What you are asked to do: Each line below either holds the string "Кооперативная" or doesn't. Count those that do and give only the number.

Listing:

(begin)

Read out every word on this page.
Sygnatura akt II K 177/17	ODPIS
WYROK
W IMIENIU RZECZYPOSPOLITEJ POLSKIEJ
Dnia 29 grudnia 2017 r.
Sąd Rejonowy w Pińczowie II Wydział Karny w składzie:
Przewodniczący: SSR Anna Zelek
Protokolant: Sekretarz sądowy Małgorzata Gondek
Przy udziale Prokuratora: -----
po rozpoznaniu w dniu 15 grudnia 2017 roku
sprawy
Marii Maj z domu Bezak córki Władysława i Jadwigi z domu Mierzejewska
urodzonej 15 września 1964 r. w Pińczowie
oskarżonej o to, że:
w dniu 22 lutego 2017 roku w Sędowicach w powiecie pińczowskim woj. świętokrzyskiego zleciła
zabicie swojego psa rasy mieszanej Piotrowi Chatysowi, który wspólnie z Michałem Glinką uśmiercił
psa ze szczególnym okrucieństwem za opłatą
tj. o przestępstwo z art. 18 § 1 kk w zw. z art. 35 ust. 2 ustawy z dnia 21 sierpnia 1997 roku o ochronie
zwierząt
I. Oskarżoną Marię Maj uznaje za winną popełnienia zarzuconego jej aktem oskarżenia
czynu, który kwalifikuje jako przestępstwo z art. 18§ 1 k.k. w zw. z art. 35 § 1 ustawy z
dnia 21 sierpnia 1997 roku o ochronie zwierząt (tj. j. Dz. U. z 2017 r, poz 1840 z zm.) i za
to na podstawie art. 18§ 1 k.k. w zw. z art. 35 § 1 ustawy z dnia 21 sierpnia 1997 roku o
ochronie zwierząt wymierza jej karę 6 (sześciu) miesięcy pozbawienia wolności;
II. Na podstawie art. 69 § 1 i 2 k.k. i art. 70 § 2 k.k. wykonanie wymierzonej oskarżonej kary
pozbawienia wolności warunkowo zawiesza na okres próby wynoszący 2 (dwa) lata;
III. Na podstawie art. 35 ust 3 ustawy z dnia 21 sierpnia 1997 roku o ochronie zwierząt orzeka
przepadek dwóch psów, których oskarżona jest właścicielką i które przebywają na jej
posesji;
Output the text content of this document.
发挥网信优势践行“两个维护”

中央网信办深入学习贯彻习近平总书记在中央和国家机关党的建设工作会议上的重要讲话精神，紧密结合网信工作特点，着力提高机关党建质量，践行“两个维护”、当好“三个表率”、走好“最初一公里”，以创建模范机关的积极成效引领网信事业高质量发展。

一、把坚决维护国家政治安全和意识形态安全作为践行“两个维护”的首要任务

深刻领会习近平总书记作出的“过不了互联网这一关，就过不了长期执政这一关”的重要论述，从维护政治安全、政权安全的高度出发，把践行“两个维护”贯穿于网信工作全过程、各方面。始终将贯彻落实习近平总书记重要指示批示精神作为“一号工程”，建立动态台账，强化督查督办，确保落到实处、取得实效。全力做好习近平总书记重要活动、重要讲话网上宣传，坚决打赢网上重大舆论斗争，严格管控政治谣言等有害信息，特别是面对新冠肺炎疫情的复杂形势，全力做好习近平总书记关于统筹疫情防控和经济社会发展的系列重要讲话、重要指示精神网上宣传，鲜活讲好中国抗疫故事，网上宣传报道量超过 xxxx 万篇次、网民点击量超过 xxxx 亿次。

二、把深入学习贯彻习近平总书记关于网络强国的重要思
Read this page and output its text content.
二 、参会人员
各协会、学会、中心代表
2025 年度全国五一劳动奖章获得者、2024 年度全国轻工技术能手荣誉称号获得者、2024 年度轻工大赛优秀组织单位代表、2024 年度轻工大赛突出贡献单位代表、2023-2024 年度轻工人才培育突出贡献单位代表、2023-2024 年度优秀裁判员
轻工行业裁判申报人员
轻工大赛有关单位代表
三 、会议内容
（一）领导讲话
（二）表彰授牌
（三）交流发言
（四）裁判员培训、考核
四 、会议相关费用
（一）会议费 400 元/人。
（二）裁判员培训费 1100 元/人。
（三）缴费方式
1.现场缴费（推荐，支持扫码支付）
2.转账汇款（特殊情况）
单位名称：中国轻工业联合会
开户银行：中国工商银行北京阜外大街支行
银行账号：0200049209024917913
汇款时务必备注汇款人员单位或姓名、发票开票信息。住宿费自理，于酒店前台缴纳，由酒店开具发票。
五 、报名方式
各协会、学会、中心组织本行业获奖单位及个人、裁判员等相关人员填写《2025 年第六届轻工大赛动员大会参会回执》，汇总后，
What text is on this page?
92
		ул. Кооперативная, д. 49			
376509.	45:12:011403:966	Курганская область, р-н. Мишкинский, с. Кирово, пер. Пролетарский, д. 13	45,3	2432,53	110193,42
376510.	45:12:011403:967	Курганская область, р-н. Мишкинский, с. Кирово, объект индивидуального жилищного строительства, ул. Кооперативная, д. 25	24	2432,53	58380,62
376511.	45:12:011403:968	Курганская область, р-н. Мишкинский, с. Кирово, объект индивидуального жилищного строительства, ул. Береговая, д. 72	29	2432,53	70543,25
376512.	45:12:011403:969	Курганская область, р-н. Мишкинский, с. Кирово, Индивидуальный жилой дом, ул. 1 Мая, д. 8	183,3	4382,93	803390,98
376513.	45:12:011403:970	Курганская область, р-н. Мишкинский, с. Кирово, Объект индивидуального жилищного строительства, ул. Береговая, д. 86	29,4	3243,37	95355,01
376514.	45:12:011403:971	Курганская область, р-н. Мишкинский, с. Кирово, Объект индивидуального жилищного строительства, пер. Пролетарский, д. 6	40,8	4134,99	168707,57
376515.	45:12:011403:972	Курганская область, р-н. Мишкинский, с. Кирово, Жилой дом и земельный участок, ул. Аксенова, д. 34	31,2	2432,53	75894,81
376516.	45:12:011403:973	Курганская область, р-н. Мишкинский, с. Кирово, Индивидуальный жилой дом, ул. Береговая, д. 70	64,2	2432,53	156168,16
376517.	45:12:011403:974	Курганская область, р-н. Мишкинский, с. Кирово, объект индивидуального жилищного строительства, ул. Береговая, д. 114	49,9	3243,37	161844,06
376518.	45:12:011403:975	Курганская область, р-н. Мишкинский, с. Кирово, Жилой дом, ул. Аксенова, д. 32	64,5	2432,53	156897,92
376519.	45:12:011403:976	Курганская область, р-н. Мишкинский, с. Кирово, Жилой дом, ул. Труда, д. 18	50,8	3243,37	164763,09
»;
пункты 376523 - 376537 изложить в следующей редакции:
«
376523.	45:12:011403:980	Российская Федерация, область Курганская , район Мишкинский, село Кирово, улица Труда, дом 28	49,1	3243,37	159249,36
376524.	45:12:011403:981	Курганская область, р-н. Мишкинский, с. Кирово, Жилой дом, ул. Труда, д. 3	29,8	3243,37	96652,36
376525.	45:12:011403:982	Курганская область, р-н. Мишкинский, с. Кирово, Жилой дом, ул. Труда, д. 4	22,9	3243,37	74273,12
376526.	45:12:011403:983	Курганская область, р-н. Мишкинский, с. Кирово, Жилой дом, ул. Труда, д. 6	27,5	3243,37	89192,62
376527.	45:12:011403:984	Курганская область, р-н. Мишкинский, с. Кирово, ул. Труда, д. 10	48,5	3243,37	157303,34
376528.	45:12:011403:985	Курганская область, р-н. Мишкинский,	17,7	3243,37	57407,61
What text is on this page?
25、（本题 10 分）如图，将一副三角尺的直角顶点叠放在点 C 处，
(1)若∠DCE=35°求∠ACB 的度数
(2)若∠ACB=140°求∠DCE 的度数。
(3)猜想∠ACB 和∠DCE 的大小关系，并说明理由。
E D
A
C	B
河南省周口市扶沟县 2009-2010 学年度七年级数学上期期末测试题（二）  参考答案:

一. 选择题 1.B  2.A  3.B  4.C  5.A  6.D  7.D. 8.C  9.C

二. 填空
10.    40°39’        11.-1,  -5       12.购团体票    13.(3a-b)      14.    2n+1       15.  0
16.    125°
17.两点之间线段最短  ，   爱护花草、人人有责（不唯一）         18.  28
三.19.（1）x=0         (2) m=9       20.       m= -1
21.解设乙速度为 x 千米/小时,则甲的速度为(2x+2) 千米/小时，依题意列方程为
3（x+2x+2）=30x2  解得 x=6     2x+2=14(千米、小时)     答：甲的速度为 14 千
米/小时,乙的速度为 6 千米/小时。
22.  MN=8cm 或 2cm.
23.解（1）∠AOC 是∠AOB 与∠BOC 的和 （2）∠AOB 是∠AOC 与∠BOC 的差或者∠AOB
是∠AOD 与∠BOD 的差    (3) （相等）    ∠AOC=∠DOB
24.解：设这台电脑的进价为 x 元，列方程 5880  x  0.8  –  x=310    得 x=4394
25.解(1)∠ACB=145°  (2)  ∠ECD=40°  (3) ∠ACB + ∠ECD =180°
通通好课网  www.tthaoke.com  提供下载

(end)

Answer to this task: 2